Leaving out the pictures, transcribe all of the records faithfully.

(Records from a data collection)
%%
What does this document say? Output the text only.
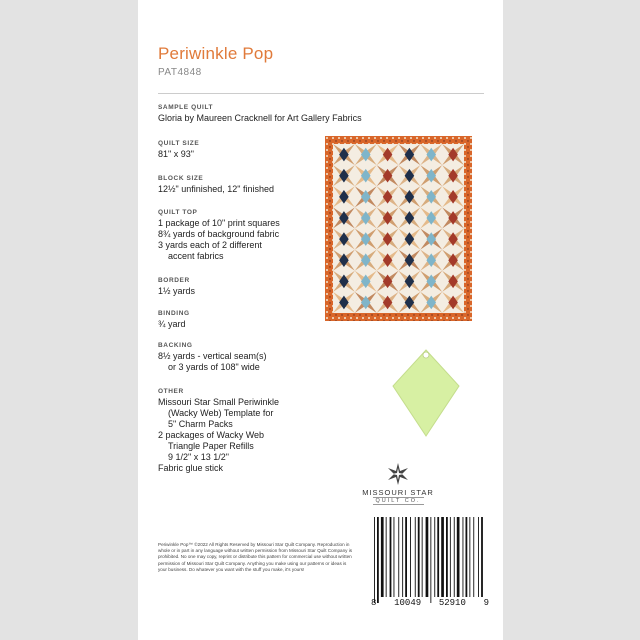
Periwinkle Pop
PAT4848
SAMPLE QUILT
Gloria by Maureen Cracknell for Art Gallery Fabrics
QUILT SIZE
81" x 93"
BLOCK SIZE
12½" unfinished, 12" finished
QUILT TOP
1 package of 10" print squares
8¾ yards of background fabric
3 yards each of 2 different
accent fabrics
BORDER
1½ yards
BINDING
¾ yard
BACKING
8½ yards - vertical seam(s)
or 3 yards of 108" wide
OTHER
Missouri Star Small Periwinkle
(Wacky Web) Template for
5" Charm Packs
2 packages of Wacky Web
Triangle Paper Refills
9 1/2" x 13 1/2"
Fabric glue stick
MISSOURI STAR
QUILT CO.
Periwinkle Pop™ ©2022 All Rights Reserved by Missouri Star Quilt Company. Reproduction in whole or in part in any language without written permission from Missouri Star Quilt Company is prohibited. No one may copy, reprint or distribute this pattern for commercial use without written permission of Missouri Star Quilt Company. Anything you make using our patterns or ideas is your business. Do whatever you want with the stuff you make, it's yours!
8 10049 52910 9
%%
#### ANSWER IN FULL:
What does this document say? Output the text only.
Periwinkle Pop
PAT4848
SAMPLE QUILT
Gloria by Maureen Cracknell for Art Gallery Fabrics
QUILT SIZE
81" x 93"
BLOCK SIZE
12½" unfinished, 12" finished
QUILT TOP
1 package of 10" print squares
8¾ yards of background fabric
3 yards each of 2 different
accent fabrics
BORDER
1½ yards
BINDING
¾ yard
BACKING
8½ yards - vertical seam(s)
or 3 yards of 108" wide
OTHER
Missouri Star Small Periwinkle
(Wacky Web) Template for
5" Charm Packs
2 packages of Wacky Web
Triangle Paper Refills
9 1/2" x 13 1/2"
Fabric glue stick
MISSOURI STAR
QUILT CO.
Periwinkle Pop™ ©2022 All Rights Reserved by Missouri Star Quilt Company. Reproduction in whole or in part in any language without written permission from Missouri Star Quilt Company is prohibited. No one may copy, reprint or distribute this pattern for commercial use without written permission of Missouri Star Quilt Company. Anything you make using our patterns or ideas is your business. Do whatever you want with the stuff you make, it's yours!
8 10049 52910 9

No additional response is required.